Goal →
Make an exact copy of all the entries, with the pictures left out.
━━━━
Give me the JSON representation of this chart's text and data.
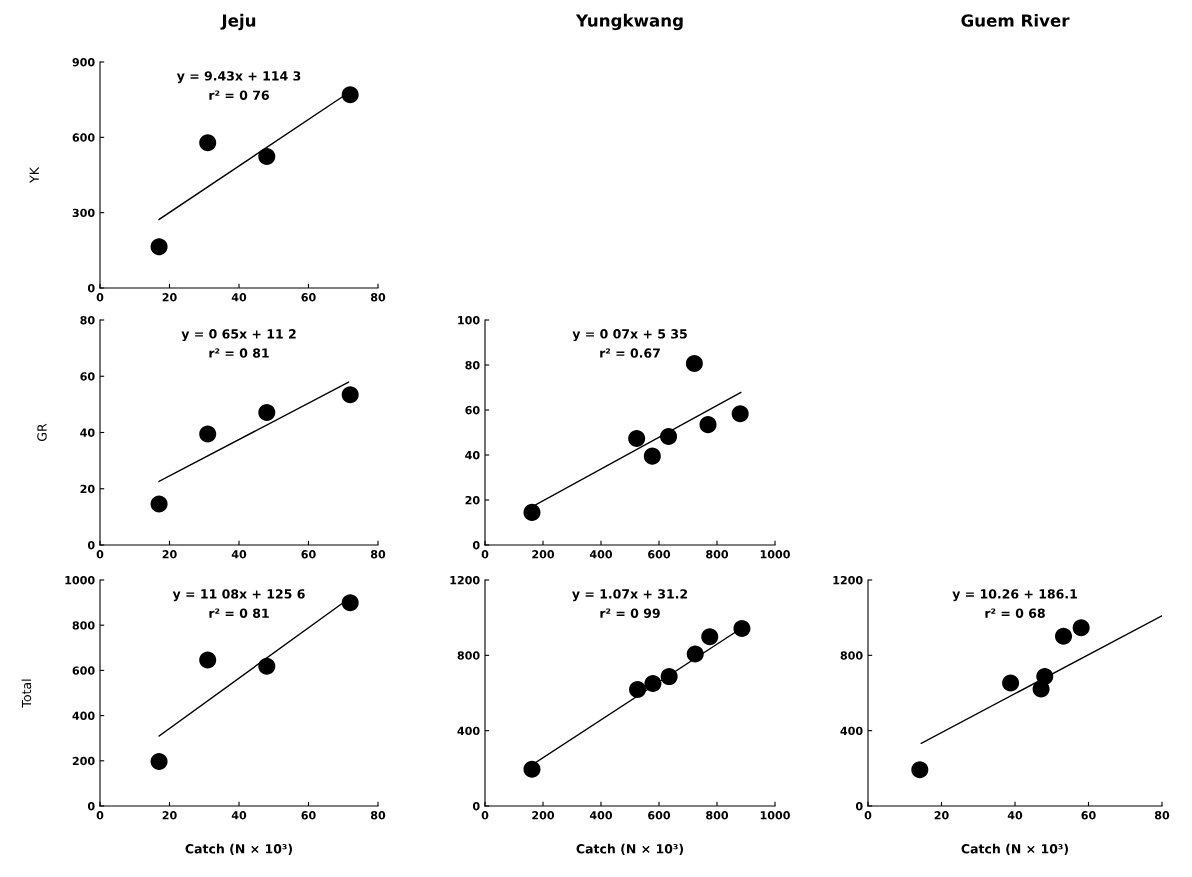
{
  "chart_data": [
    {
      "type": "scatter",
      "title": "Jeju",
      "ylabel": "YK",
      "xlim": [
        0,
        80
      ],
      "xticks": [
        0,
        20,
        40,
        60,
        80
      ],
      "ylim": [
        0,
        900
      ],
      "yticks": [
        0,
        300,
        600,
        900
      ],
      "grid": false,
      "annotations": [
        "y = 9.43x + 114 3",
        "r² = 0 76"
      ],
      "series": [
        {
          "color": "#000000",
          "marker": "circle",
          "x": [
            17,
            31,
            48,
            72
          ],
          "values": [
            164,
            578,
            524,
            770
          ]
        },
        {
          "type": "line",
          "marker": "none",
          "color": "#000000",
          "x": [
            17,
            71
          ],
          "values": [
            273,
            773
          ]
        }
      ]
    },
    {
      "type": "scatter",
      "ylabel": "GR",
      "xlim": [
        0,
        80
      ],
      "xticks": [
        0,
        20,
        40,
        60,
        80
      ],
      "ylim": [
        0,
        80
      ],
      "yticks": [
        0,
        20,
        40,
        60,
        80
      ],
      "grid": false,
      "annotations": [
        "y = 0 65x + 11 2",
        "r² = 0 81"
      ],
      "series": [
        {
          "color": "#000000",
          "marker": "circle",
          "x": [
            17,
            31,
            48,
            72
          ],
          "values": [
            14.6,
            39.5,
            47.1,
            53.4
          ]
        },
        {
          "type": "line",
          "marker": "none",
          "color": "#000000",
          "x": [
            17,
            71.5
          ],
          "values": [
            22.6,
            57.9
          ]
        }
      ]
    },
    {
      "type": "scatter",
      "title": "Yungkwang",
      "xlim": [
        0,
        1000
      ],
      "xticks": [
        0,
        200,
        400,
        600,
        800,
        1000
      ],
      "ylim": [
        0,
        100
      ],
      "yticks": [
        0,
        20,
        40,
        60,
        80,
        100
      ],
      "grid": false,
      "annotations": [
        "y = 0 07x + 5 35",
        "r² = 0.67"
      ],
      "series": [
        {
          "color": "#000000",
          "marker": "circle",
          "x": [
            162,
            523,
            577,
            633,
            722,
            769,
            880
          ],
          "values": [
            14.5,
            47.3,
            39.5,
            48.2,
            80.7,
            53.5,
            58.3
          ]
        },
        {
          "type": "line",
          "marker": "none",
          "color": "#000000",
          "x": [
            162,
            882
          ],
          "values": [
            17,
            67.8
          ]
        }
      ]
    },
    {
      "type": "scatter",
      "ylabel": "Total",
      "xlabel": "Catch (N × 10³)",
      "xlim": [
        0,
        80
      ],
      "xticks": [
        0,
        20,
        40,
        60,
        80
      ],
      "ylim": [
        0,
        1000
      ],
      "yticks": [
        0,
        200,
        400,
        600,
        800,
        1000
      ],
      "grid": false,
      "annotations": [
        "y = 11 08x + 125 6",
        "r² = 0 81"
      ],
      "series": [
        {
          "color": "#000000",
          "marker": "circle",
          "x": [
            17,
            31,
            48,
            72
          ],
          "values": [
            197,
            646,
            618,
            899
          ]
        },
        {
          "type": "line",
          "marker": "none",
          "color": "#000000",
          "x": [
            17,
            70
          ],
          "values": [
            310,
            900
          ]
        }
      ]
    },
    {
      "type": "scatter",
      "xlabel": "Catch (N × 10³)",
      "xlim": [
        0,
        1000
      ],
      "xticks": [
        0,
        200,
        400,
        600,
        800,
        1000
      ],
      "ylim": [
        0,
        1200
      ],
      "yticks": [
        0,
        400,
        800,
        1200
      ],
      "grid": false,
      "annotations": [
        "y = 1.07x + 31.2",
        "r² = 0 99"
      ],
      "series": [
        {
          "color": "#000000",
          "marker": "circle",
          "x": [
            162,
            526,
            579,
            635,
            725,
            775,
            886
          ],
          "values": [
            195,
            619,
            651,
            687,
            807,
            899,
            942
          ]
        },
        {
          "type": "line",
          "marker": "none",
          "color": "#000000",
          "x": [
            162,
            886
          ],
          "values": [
            218,
            946
          ]
        }
      ]
    },
    {
      "type": "scatter",
      "title": "Guem River",
      "xlabel": "Catch (N × 10³)",
      "xlim": [
        0,
        80
      ],
      "xticks": [
        0,
        20,
        40,
        60,
        80
      ],
      "ylim": [
        0,
        1200
      ],
      "yticks": [
        0,
        400,
        800,
        1200
      ],
      "grid": false,
      "annotations": [
        "y = 10.26 + 186.1",
        "r² = 0 68"
      ],
      "series": [
        {
          "color": "#000000",
          "marker": "circle",
          "x": [
            14.1,
            38.8,
            47.1,
            48.1,
            53.2,
            58.0
          ],
          "values": [
            193,
            653,
            621,
            688,
            901,
            946
          ]
        },
        {
          "type": "line",
          "marker": "none",
          "color": "#000000",
          "x": [
            14.5,
            80
          ],
          "values": [
            333,
            1010
          ]
        }
      ]
    }
  ]
}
━━━━
Correct response →
Give me the JSON representation of this chart's text and data.
{
  "chart_data": [
    {
      "type": "scatter",
      "title": "Jeju",
      "ylabel": "YK",
      "xlim": [
        0,
        80
      ],
      "xticks": [
        0,
        20,
        40,
        60,
        80
      ],
      "ylim": [
        0,
        900
      ],
      "yticks": [
        0,
        300,
        600,
        900
      ],
      "grid": false,
      "annotations": [
        "y = 9.43x + 114 3",
        "r² = 0 76"
      ],
      "series": [
        {
          "color": "#000000",
          "marker": "circle",
          "x": [
            17,
            31,
            48,
            72
          ],
          "values": [
            164,
            578,
            524,
            770
          ]
        },
        {
          "type": "line",
          "marker": "none",
          "color": "#000000",
          "x": [
            17,
            71
          ],
          "values": [
            273,
            773
          ]
        }
      ]
    },
    {
      "type": "scatter",
      "ylabel": "GR",
      "xlim": [
        0,
        80
      ],
      "xticks": [
        0,
        20,
        40,
        60,
        80
      ],
      "ylim": [
        0,
        80
      ],
      "yticks": [
        0,
        20,
        40,
        60,
        80
      ],
      "grid": false,
      "annotations": [
        "y = 0 65x + 11 2",
        "r² = 0 81"
      ],
      "series": [
        {
          "color": "#000000",
          "marker": "circle",
          "x": [
            17,
            31,
            48,
            72
          ],
          "values": [
            14.6,
            39.5,
            47.1,
            53.4
          ]
        },
        {
          "type": "line",
          "marker": "none",
          "color": "#000000",
          "x": [
            17,
            71.5
          ],
          "values": [
            22.6,
            57.9
          ]
        }
      ]
    },
    {
      "type": "scatter",
      "title": "Yungkwang",
      "xlim": [
        0,
        1000
      ],
      "xticks": [
        0,
        200,
        400,
        600,
        800,
        1000
      ],
      "ylim": [
        0,
        100
      ],
      "yticks": [
        0,
        20,
        40,
        60,
        80,
        100
      ],
      "grid": false,
      "annotations": [
        "y = 0 07x + 5 35",
        "r² = 0.67"
      ],
      "series": [
        {
          "color": "#000000",
          "marker": "circle",
          "x": [
            162,
            523,
            577,
            633,
            722,
            769,
            880
          ],
          "values": [
            14.5,
            47.3,
            39.5,
            48.2,
            80.7,
            53.5,
            58.3
          ]
        },
        {
          "type": "line",
          "marker": "none",
          "color": "#000000",
          "x": [
            162,
            882
          ],
          "values": [
            17,
            67.8
          ]
        }
      ]
    },
    {
      "type": "scatter",
      "ylabel": "Total",
      "xlabel": "Catch (N × 10³)",
      "xlim": [
        0,
        80
      ],
      "xticks": [
        0,
        20,
        40,
        60,
        80
      ],
      "ylim": [
        0,
        1000
      ],
      "yticks": [
        0,
        200,
        400,
        600,
        800,
        1000
      ],
      "grid": false,
      "annotations": [
        "y = 11 08x + 125 6",
        "r² = 0 81"
      ],
      "series": [
        {
          "color": "#000000",
          "marker": "circle",
          "x": [
            17,
            31,
            48,
            72
          ],
          "values": [
            197,
            646,
            618,
            899
          ]
        },
        {
          "type": "line",
          "marker": "none",
          "color": "#000000",
          "x": [
            17,
            70
          ],
          "values": [
            310,
            900
          ]
        }
      ]
    },
    {
      "type": "scatter",
      "xlabel": "Catch (N × 10³)",
      "xlim": [
        0,
        1000
      ],
      "xticks": [
        0,
        200,
        400,
        600,
        800,
        1000
      ],
      "ylim": [
        0,
        1200
      ],
      "yticks": [
        0,
        400,
        800,
        1200
      ],
      "grid": false,
      "annotations": [
        "y = 1.07x + 31.2",
        "r² = 0 99"
      ],
      "series": [
        {
          "color": "#000000",
          "marker": "circle",
          "x": [
            162,
            526,
            579,
            635,
            725,
            775,
            886
          ],
          "values": [
            195,
            619,
            651,
            687,
            807,
            899,
            942
          ]
        },
        {
          "type": "line",
          "marker": "none",
          "color": "#000000",
          "x": [
            162,
            886
          ],
          "values": [
            218,
            946
          ]
        }
      ]
    },
    {
      "type": "scatter",
      "title": "Guem River",
      "xlabel": "Catch (N × 10³)",
      "xlim": [
        0,
        80
      ],
      "xticks": [
        0,
        20,
        40,
        60,
        80
      ],
      "ylim": [
        0,
        1200
      ],
      "yticks": [
        0,
        400,
        800,
        1200
      ],
      "grid": false,
      "annotations": [
        "y = 10.26 + 186.1",
        "r² = 0 68"
      ],
      "series": [
        {
          "color": "#000000",
          "marker": "circle",
          "x": [
            14.1,
            38.8,
            47.1,
            48.1,
            53.2,
            58.0
          ],
          "values": [
            193,
            653,
            621,
            688,
            901,
            946
          ]
        },
        {
          "type": "line",
          "marker": "none",
          "color": "#000000",
          "x": [
            14.5,
            80
          ],
          "values": [
            333,
            1010
          ]
        }
      ]
    }
  ]
}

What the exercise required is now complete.